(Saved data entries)
§

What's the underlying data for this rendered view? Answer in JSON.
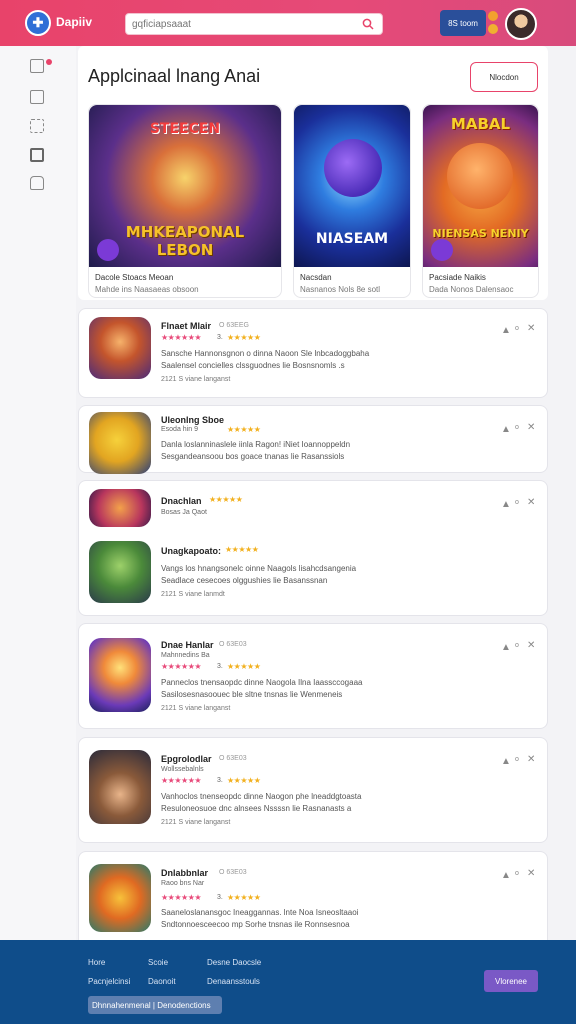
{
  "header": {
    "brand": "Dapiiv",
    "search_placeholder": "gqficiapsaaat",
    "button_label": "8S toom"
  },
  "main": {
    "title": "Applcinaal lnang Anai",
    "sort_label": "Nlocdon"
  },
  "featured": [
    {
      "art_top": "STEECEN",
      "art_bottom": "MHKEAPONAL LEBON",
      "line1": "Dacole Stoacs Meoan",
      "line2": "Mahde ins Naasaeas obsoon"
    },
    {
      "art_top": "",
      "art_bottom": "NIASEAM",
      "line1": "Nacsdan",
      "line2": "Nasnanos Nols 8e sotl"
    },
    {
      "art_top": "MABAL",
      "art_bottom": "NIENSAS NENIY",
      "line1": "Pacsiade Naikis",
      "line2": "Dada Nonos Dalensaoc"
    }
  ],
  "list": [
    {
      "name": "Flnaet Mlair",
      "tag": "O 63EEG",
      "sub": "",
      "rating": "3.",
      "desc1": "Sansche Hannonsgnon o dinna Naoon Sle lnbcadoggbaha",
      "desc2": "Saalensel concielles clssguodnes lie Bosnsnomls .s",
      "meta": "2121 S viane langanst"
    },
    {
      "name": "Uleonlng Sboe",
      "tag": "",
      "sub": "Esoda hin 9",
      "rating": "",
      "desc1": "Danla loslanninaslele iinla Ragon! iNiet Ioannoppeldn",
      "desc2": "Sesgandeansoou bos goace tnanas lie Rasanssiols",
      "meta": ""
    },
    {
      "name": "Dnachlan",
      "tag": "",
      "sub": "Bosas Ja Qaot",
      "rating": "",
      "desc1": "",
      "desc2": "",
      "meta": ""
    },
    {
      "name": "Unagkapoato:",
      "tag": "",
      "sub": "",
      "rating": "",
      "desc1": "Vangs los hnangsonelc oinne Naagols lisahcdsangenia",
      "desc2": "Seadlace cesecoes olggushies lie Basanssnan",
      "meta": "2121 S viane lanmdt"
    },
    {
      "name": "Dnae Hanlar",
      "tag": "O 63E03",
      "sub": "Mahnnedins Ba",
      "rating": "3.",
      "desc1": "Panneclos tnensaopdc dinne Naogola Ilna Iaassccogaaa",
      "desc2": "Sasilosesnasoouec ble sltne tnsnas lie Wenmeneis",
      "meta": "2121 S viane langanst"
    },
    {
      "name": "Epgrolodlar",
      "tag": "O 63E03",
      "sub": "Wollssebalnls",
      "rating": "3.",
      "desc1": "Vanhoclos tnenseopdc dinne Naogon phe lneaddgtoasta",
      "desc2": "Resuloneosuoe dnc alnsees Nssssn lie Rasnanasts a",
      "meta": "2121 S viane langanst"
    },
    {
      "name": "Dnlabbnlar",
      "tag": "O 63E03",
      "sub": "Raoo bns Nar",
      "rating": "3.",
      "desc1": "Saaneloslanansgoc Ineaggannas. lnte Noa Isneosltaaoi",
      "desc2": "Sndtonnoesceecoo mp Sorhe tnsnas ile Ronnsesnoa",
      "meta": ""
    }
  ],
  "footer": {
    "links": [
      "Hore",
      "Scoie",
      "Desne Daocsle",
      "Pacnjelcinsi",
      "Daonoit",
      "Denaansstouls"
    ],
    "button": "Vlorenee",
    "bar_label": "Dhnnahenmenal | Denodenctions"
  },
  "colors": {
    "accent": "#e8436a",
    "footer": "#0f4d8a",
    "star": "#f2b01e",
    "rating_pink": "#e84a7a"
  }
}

§

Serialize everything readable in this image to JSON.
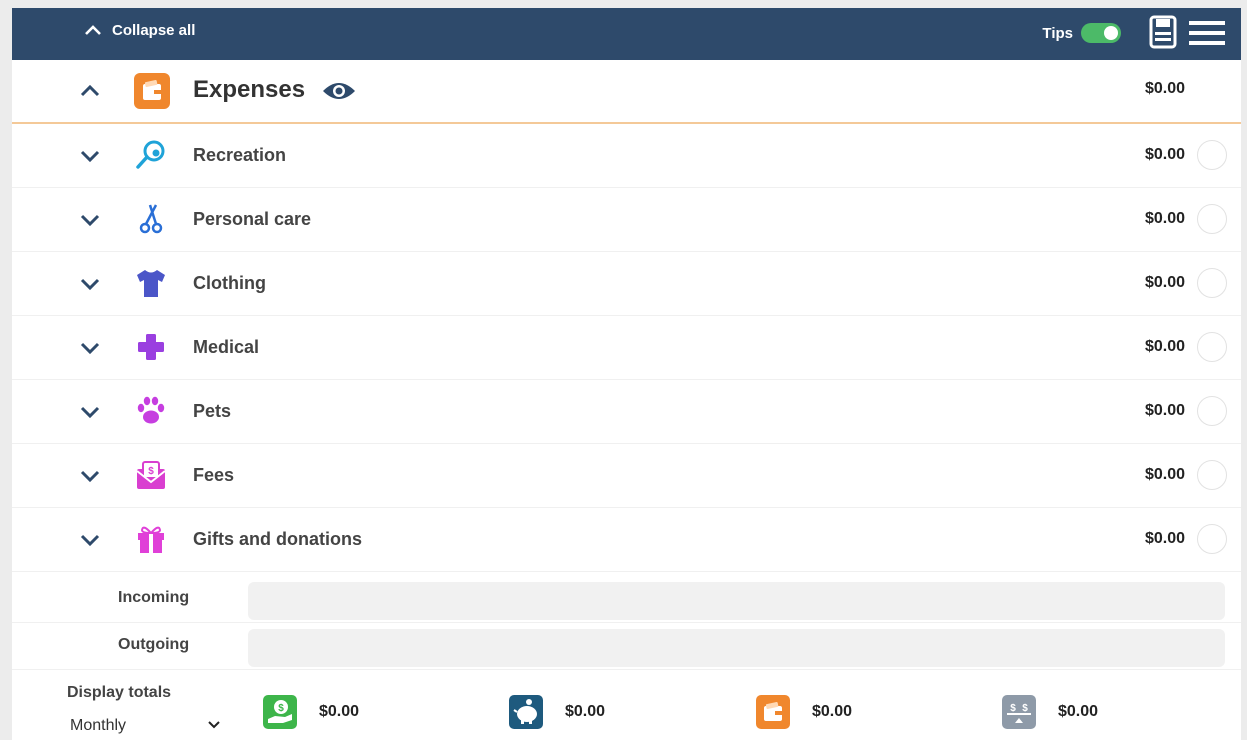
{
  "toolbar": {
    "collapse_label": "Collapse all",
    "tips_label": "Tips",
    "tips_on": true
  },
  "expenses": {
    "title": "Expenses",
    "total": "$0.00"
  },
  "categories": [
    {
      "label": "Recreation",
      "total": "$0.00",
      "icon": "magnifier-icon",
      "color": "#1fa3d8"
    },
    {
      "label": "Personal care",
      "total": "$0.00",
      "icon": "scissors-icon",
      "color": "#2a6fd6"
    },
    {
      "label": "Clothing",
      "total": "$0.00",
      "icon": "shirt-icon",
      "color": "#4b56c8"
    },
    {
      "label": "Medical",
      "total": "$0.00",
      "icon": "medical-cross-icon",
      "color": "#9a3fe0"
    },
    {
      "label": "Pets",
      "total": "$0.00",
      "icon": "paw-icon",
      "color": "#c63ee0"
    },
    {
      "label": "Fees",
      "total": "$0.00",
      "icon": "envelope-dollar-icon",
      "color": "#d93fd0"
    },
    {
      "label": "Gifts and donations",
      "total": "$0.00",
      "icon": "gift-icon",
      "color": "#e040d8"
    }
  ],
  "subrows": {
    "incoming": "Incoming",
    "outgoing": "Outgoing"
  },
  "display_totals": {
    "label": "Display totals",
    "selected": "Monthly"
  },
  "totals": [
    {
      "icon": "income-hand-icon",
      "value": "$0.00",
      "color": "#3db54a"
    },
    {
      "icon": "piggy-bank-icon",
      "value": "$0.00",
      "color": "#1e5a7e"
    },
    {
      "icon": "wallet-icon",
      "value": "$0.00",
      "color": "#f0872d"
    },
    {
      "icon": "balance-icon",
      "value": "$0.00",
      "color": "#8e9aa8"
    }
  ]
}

§

• Set problem:
Scan the entries above for the word "dinne" and collect each line holding it.

• Solution for this exercise:
      "desc1": "Panneclos tnensaopdc dinne Naogola Ilna Iaassccogaaa",
      "desc1": "Vanhoclos tnenseopdc dinne Naogon phe lneaddgtoasta",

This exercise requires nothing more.